**GOAL OF THE EXERCISE**
Your task is to copy every record exactly.
>>>>
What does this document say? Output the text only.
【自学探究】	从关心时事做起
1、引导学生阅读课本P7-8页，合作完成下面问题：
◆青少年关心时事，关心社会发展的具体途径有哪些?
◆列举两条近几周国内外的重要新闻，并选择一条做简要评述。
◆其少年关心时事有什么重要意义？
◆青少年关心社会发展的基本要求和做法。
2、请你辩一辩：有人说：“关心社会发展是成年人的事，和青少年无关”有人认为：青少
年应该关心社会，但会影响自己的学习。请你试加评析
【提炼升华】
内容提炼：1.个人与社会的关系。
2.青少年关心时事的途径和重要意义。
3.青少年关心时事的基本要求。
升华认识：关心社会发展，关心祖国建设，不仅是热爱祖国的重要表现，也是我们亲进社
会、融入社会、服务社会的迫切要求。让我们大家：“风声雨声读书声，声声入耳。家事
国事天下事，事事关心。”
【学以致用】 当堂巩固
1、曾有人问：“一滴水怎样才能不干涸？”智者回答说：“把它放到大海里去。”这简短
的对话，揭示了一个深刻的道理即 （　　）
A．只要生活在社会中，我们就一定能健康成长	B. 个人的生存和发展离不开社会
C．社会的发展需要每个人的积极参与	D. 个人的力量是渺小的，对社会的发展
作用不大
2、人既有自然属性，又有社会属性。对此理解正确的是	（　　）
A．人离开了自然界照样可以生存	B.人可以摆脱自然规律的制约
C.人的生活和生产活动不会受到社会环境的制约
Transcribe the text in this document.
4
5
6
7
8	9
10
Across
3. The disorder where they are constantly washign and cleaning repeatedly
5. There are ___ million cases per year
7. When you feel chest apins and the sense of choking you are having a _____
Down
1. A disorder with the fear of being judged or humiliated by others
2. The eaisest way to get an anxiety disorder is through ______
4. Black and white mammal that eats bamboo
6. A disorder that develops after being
<<<<
**SOLUTION BELOW**
What does this document say? Output the text only.
【自学探究】	从关心时事做起
1、引导学生阅读课本P7-8页，合作完成下面问题：
◆青少年关心时事，关心社会发展的具体途径有哪些?
◆列举两条近几周国内外的重要新闻，并选择一条做简要评述。
◆其少年关心时事有什么重要意义？
◆青少年关心社会发展的基本要求和做法。
2、请你辩一辩：有人说：“关心社会发展是成年人的事，和青少年无关”有人认为：青少
年应该关心社会，但会影响自己的学习。请你试加评析
【提炼升华】
内容提炼：1.个人与社会的关系。
2.青少年关心时事的途径和重要意义。
3.青少年关心时事的基本要求。
升华认识：关心社会发展，关心祖国建设，不仅是热爱祖国的重要表现，也是我们亲进社
会、融入社会、服务社会的迫切要求。让我们大家：“风声雨声读书声，声声入耳。家事
国事天下事，事事关心。”
【学以致用】 当堂巩固
1、曾有人问：“一滴水怎样才能不干涸？”智者回答说：“把它放到大海里去。”这简短
的对话，揭示了一个深刻的道理即 （　　）
A．只要生活在社会中，我们就一定能健康成长	B. 个人的生存和发展离不开社会
C．社会的发展需要每个人的积极参与	D. 个人的力量是渺小的，对社会的发展
作用不大
2、人既有自然属性，又有社会属性。对此理解正确的是	（　　）
A．人离开了自然界照样可以生存	B.人可以摆脱自然规律的制约
C.人的生活和生产活动不会受到社会环境的制约
Transcribe the text in this document.
4
5
6
7
8	9
10
Across
3. The disorder where they are constantly washign and cleaning repeatedly
5. There are ___ million cases per year
7. When you feel chest apins and the sense of choking you are having a _____
Down
1. A disorder with the fear of being judged or humiliated by others
2. The eaisest way to get an anxiety disorder is through ______
4. Black and white mammal that eats bamboo
6. A disorder that develops after being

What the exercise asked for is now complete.